[Dataset items]

════════════════

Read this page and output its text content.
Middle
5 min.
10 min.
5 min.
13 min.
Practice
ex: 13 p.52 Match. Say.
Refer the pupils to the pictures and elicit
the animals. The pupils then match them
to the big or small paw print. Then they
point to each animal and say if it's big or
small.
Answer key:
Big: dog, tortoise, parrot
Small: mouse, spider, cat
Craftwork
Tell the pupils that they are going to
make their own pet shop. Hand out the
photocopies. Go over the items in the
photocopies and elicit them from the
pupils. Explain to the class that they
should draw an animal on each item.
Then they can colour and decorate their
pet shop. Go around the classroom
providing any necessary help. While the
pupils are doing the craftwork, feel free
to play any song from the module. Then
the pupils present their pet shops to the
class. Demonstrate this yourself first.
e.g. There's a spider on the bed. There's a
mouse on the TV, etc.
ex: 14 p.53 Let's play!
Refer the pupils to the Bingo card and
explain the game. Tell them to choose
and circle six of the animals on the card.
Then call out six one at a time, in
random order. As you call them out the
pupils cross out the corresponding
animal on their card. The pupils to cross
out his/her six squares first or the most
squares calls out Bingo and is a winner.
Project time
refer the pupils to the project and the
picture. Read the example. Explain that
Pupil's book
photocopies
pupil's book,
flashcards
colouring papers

════════════════

● **EXERCISE DETAILS**:
The records above should be returned exactly.

● **EXERCISE SOLUTION**:
Read this page and output its text content.
Middle
5 min.
10 min.
5 min.
13 min.
Practice
ex: 13 p.52 Match. Say.
Refer the pupils to the pictures and elicit
the animals. The pupils then match them
to the big or small paw print. Then they
point to each animal and say if it's big or
small.
Answer key:
Big: dog, tortoise, parrot
Small: mouse, spider, cat
Craftwork
Tell the pupils that they are going to
make their own pet shop. Hand out the
photocopies. Go over the items in the
photocopies and elicit them from the
pupils. Explain to the class that they
should draw an animal on each item.
Then they can colour and decorate their
pet shop. Go around the classroom
providing any necessary help. While the
pupils are doing the craftwork, feel free
to play any song from the module. Then
the pupils present their pet shops to the
class. Demonstrate this yourself first.
e.g. There's a spider on the bed. There's a
mouse on the TV, etc.
ex: 14 p.53 Let's play!
Refer the pupils to the Bingo card and
explain the game. Tell them to choose
and circle six of the animals on the card.
Then call out six one at a time, in
random order. As you call them out the
pupils cross out the corresponding
animal on their card. The pupils to cross
out his/her six squares first or the most
squares calls out Bingo and is a winner.
Project time
refer the pupils to the project and the
picture. Read the example. Explain that
Pupil's book
photocopies
pupil's book,
flashcards
colouring papers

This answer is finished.